* _DATA SUPPLIED_:
*-*-*
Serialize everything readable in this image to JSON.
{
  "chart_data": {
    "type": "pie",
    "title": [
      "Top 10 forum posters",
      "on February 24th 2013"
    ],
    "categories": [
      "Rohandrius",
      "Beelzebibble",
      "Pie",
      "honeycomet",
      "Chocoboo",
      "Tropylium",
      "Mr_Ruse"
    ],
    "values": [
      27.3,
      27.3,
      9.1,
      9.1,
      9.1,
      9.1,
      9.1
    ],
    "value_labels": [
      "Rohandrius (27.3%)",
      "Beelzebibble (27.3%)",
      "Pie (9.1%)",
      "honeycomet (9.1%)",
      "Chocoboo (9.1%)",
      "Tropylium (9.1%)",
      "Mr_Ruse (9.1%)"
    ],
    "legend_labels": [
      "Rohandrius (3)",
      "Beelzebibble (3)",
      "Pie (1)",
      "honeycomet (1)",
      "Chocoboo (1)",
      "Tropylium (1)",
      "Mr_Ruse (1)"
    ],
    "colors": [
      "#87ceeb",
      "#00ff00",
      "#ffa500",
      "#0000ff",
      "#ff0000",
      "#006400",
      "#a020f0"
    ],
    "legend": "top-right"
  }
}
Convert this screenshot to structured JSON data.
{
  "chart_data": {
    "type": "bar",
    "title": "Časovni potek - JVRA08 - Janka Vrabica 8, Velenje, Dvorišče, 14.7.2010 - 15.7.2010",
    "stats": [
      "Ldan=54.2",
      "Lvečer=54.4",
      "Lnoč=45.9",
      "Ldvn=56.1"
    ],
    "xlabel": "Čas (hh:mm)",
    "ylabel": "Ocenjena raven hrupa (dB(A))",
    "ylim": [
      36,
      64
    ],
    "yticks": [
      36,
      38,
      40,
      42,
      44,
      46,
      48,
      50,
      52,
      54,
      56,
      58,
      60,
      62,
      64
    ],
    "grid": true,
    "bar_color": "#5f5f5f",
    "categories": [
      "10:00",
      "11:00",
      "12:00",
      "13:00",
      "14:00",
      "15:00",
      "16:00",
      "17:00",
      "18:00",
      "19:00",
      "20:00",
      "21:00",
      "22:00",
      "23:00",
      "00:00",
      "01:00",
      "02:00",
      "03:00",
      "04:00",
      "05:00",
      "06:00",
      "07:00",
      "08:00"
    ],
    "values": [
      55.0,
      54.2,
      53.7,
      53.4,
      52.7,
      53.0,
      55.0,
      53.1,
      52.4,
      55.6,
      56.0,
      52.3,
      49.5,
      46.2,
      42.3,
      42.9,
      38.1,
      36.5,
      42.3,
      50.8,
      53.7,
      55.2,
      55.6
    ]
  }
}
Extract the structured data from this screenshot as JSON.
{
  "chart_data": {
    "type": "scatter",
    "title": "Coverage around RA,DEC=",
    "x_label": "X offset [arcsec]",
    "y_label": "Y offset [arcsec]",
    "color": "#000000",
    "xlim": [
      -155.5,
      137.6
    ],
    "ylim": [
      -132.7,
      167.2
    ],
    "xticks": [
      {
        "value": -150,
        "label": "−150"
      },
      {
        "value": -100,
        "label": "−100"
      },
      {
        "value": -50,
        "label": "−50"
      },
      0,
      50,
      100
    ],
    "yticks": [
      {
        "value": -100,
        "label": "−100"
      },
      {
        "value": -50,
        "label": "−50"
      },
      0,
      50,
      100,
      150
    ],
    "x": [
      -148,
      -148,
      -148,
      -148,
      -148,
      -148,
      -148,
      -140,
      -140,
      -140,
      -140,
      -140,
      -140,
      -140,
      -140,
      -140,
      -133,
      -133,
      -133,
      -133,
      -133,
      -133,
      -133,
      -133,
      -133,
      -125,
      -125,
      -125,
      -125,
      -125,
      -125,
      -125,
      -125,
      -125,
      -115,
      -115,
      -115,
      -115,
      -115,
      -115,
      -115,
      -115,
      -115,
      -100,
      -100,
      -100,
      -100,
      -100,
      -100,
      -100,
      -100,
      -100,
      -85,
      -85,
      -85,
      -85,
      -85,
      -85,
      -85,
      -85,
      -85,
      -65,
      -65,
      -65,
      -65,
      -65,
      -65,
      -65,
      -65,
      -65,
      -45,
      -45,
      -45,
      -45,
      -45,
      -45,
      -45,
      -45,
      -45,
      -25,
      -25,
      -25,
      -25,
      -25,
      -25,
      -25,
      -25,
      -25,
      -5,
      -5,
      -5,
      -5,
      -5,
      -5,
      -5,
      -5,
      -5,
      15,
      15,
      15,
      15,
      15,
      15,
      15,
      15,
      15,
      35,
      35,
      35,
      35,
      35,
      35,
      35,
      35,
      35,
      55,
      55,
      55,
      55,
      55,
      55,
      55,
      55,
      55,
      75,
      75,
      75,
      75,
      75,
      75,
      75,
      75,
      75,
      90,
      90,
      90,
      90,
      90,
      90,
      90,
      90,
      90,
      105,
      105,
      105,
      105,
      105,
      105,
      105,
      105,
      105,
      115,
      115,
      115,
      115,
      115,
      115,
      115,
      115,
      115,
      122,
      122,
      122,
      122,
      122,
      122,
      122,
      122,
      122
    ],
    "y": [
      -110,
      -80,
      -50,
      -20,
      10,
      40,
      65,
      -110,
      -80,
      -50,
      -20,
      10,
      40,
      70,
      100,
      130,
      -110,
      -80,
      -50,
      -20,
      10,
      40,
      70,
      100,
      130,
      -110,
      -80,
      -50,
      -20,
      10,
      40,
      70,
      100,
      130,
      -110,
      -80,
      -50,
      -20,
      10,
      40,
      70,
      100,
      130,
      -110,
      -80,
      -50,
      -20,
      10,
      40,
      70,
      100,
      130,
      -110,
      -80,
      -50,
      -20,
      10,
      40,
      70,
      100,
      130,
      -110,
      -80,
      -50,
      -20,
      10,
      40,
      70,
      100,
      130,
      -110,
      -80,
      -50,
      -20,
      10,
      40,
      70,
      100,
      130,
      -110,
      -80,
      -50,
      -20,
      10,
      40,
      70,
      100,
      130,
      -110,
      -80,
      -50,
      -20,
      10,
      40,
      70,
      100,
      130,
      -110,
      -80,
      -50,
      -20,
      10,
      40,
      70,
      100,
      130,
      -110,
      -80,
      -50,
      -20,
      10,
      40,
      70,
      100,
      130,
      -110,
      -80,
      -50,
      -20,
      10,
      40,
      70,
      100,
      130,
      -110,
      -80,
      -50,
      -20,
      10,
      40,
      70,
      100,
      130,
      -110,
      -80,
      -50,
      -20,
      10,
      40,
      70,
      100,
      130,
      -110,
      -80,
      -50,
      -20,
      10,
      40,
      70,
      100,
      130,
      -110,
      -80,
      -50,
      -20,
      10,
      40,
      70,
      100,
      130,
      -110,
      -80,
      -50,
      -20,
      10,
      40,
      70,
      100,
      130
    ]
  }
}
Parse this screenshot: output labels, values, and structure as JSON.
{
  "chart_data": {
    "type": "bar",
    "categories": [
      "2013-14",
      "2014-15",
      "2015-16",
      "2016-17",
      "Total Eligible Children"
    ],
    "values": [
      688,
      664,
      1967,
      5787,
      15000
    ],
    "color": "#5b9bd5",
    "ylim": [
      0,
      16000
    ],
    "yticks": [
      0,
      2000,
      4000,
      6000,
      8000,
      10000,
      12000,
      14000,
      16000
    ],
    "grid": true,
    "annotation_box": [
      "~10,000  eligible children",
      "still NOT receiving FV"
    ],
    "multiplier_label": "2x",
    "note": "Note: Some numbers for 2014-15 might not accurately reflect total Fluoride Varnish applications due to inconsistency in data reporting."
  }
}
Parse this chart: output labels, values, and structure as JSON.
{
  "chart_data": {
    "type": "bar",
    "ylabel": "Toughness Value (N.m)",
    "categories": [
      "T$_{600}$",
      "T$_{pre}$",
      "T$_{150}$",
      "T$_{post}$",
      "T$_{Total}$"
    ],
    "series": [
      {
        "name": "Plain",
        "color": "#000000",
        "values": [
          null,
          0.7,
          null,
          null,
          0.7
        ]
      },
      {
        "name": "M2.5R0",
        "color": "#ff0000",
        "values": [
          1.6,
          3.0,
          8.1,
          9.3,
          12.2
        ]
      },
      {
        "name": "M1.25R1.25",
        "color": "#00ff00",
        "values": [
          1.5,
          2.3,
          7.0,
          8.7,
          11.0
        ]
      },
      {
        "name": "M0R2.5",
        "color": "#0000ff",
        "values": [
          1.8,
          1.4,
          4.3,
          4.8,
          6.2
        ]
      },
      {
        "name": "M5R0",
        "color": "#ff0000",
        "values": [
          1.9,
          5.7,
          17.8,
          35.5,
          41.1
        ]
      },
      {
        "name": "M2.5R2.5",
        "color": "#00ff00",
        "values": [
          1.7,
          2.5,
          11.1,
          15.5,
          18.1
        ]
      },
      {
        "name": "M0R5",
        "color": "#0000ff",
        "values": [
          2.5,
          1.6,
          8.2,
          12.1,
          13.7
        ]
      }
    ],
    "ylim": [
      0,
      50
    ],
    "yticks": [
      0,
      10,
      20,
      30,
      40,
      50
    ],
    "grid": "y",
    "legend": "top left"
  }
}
*-*-*
* _WRITTEN INSTRUCTION_:
From the listing, copy every line where the string "this" appears.

* _ANSWER TO THE TASK_:
Serialize everything readable in this image to JSON.
Convert this screenshot to structured JSON data.
Extract the structured data from this screenshot as JSON.
Parse this screenshot: output labels, values, and structure as JSON.
Parse this chart: output labels, values, and structure as JSON.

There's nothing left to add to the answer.